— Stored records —
= = = =

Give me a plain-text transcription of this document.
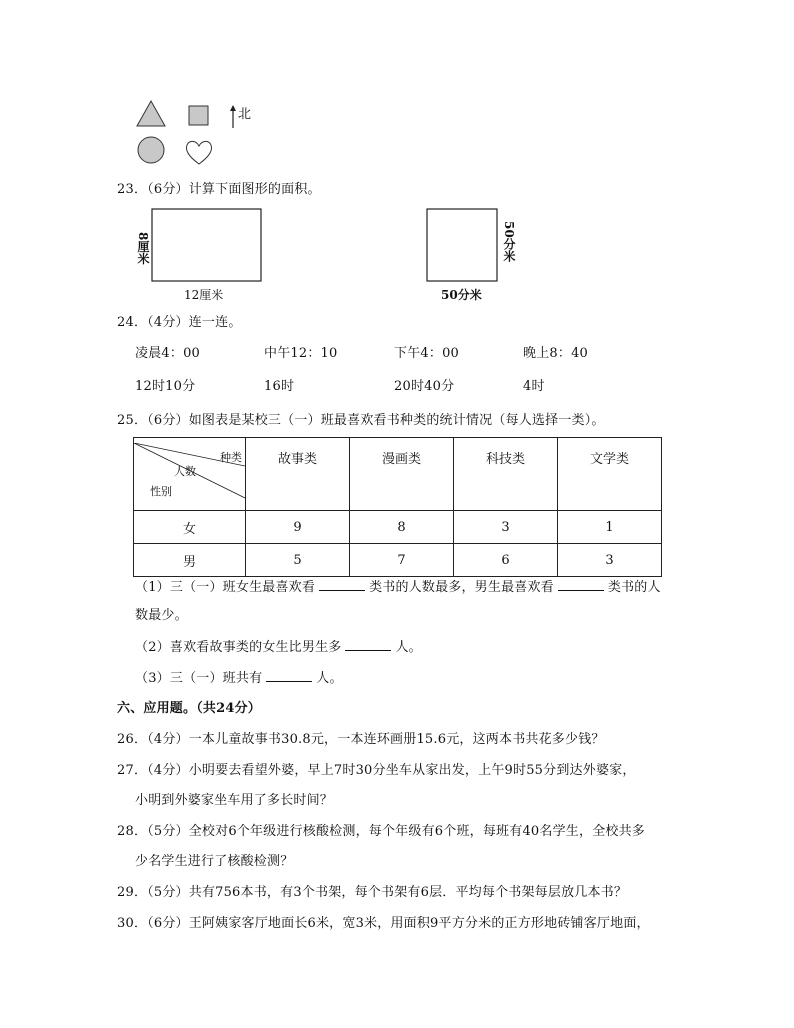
北
23．（6分）计算下面图形的面积。
8厘米
12厘米
50分米
50分米
24．（4分）连一连。
凌晨4：00	中午12：10	下午4：00	晚上8：40
12时10分	16时	20时40分	4时
25．（6分）如图表是某校三（一）班最喜欢看书种类的统计情况（每人选择一类）。
种类
人数
性别	故事类	漫画类	科技类	文学类
女	9	8	3	1
男	5	7	6	3
（1）三（一）班女生最喜欢看	类书的人数最多，男生最喜欢看	类书的人
数最少。
（2）喜欢看故事类的女生比男生多	人。
（3）三（一）班共有	人。
六、应用题。（共24分）
26．（4分）一本儿童故事书30.8元，一本连环画册15.6元，这两本书共花多少钱？
27．（4分）小明要去看望外婆，早上7时30分坐车从家出发，上午9时55分到达外婆家，
小明到外婆家坐车用了多长时间？
28．（5分）全校对6个年级进行核酸检测，每个年级有6个班，每班有40名学生，全校共多
少名学生进行了核酸检测？
29．（5分）共有756本书，有3个书架，每个书架有6层．平均每个书架每层放几本书？
30．（6分）王阿姨家客厅地面长6米，宽3米，用面积9平方分米的正方形地砖铺客厅地面，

= = = =

Print all of the entries word for word. Omit the pictures they contain.

— Result for this task —
Give me a plain-text transcription of this document.
北
23．（6分）计算下面图形的面积。
8厘米
12厘米
50分米
50分米
24．（4分）连一连。
凌晨4：00	中午12：10	下午4：00	晚上8：40
12时10分	16时	20时40分	4时
25．（6分）如图表是某校三（一）班最喜欢看书种类的统计情况（每人选择一类）。
种类
人数
性别	故事类	漫画类	科技类	文学类
女	9	8	3	1
男	5	7	6	3
（1）三（一）班女生最喜欢看	类书的人数最多，男生最喜欢看	类书的人
数最少。
（2）喜欢看故事类的女生比男生多	人。
（3）三（一）班共有	人。
六、应用题。（共24分）
26．（4分）一本儿童故事书30.8元，一本连环画册15.6元，这两本书共花多少钱？
27．（4分）小明要去看望外婆，早上7时30分坐车从家出发，上午9时55分到达外婆家，
小明到外婆家坐车用了多长时间？
28．（5分）全校对6个年级进行核酸检测，每个年级有6个班，每班有40名学生，全校共多
少名学生进行了核酸检测？
29．（5分）共有756本书，有3个书架，每个书架有6层．平均每个书架每层放几本书？
30．（6分）王阿姨家客厅地面长6米，宽3米，用面积9平方分米的正方形地砖铺客厅地面，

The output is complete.